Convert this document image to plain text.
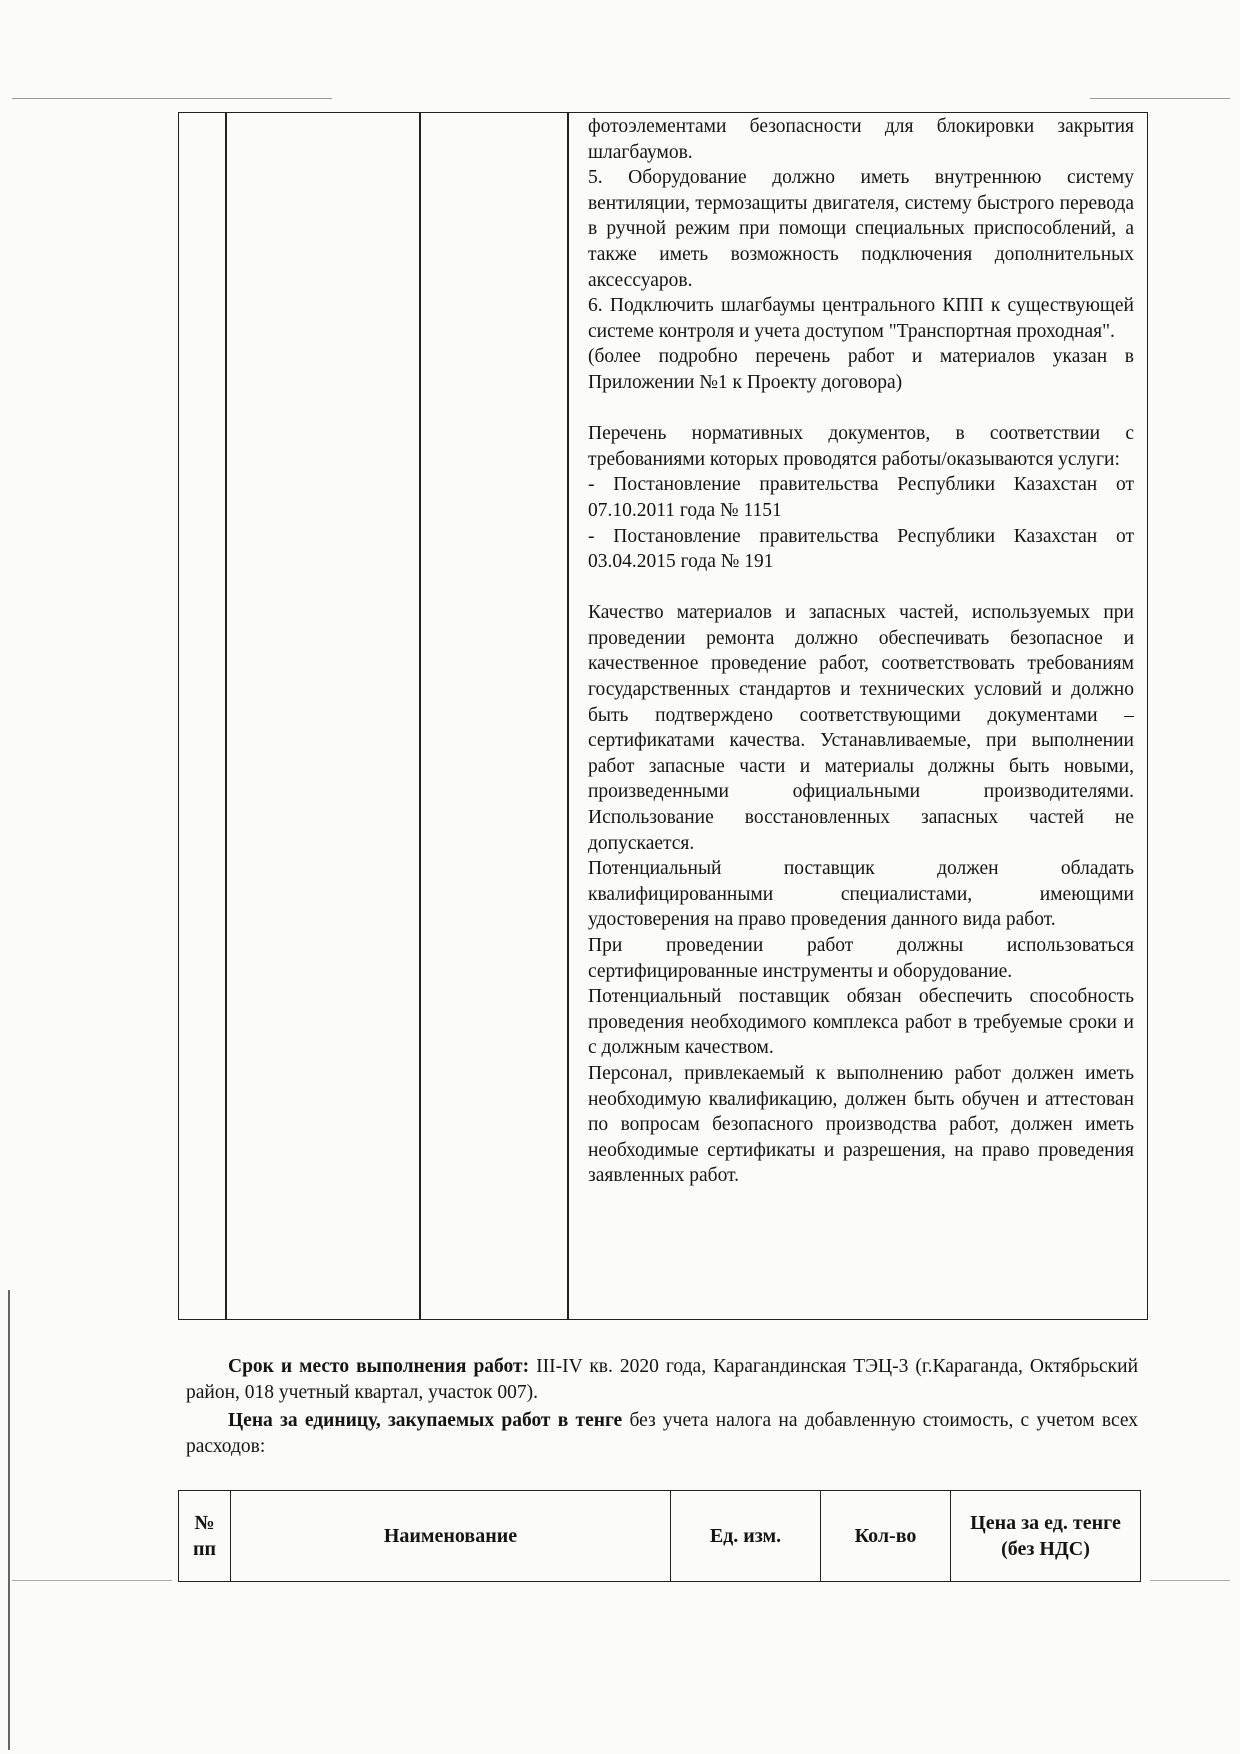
фотоэлементами безопасности для блокировки закрытия шлагбаумов.

5. Оборудование должно иметь внутреннюю систему вентиляции, термозащиты двигателя, систему быстрого перевода в ручной режим при помощи специальных приспособлений, а также иметь возможность подключения дополнительных аксессуаров.

6. Подключить шлагбаумы центрального КПП к существующей системе контроля и учета доступом "Транспортная проходная".

(более подробно перечень работ и материалов указан в Приложении №1 к Проекту договора)

Перечень нормативных документов, в соответствии с требованиями которых проводятся работы/оказываются услуги:

- Постановление правительства Республики Казахстан от 07.10.2011 года № 1151

- Постановление правительства Республики Казахстан от 03.04.2015 года № 191

Качество материалов и запасных частей, используемых при проведении ремонта должно обеспечивать безопасное и качественное проведение работ, соответствовать требованиям государственных стандартов и технических условий и должно быть подтверждено соответствующими документами – сертификатами качества. Устанавливаемые, при выполнении работ запасные части и материалы должны быть новыми, произведенными официальными производителями. Использование восстановленных запасных частей не допускается.

Потенциальный поставщик должен обладать квалифицированными специалистами, имеющими удостоверения на право проведения данного вида работ.

При проведении работ должны использоваться сертифицированные инструменты и оборудование.

Потенциальный поставщик обязан обеспечить способность проведения необходимого комплекса работ в требуемые сроки и с должным качеством.

Персонал, привлекаемый к выполнению работ должен иметь необходимую квалификацию, должен быть обучен и аттестован по вопросам безопасного производства работ, должен иметь необходимые сертификаты и разрешения, на право проведения заявленных работ.

Срок и место выполнения работ: III-IV кв. 2020 года, Карагандинская ТЭЦ-3 (г.Караганда, Октябрьский район, 018 учетный квартал, участок 007).

Цена за единицу, закупаемых работ в тенге без учета налога на добавленную стоимость, с учетом всех расходов:

№ пп	Наименование	Ед. изм.	Кол-во	Цена за ед. тенге (без НДС)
__________________________________________________
# CHALLENGE
Find every line above that contains the word "поставщик", and return each one.

# TASK RESPONSE
Потенциальный поставщик должен обладать квалифицированными специалистами, имеющими удостоверения на право проведения данного вида работ.
Потенциальный поставщик обязан обеспечить способность проведения необходимого комплекса работ в требуемые сроки и с должным качеством.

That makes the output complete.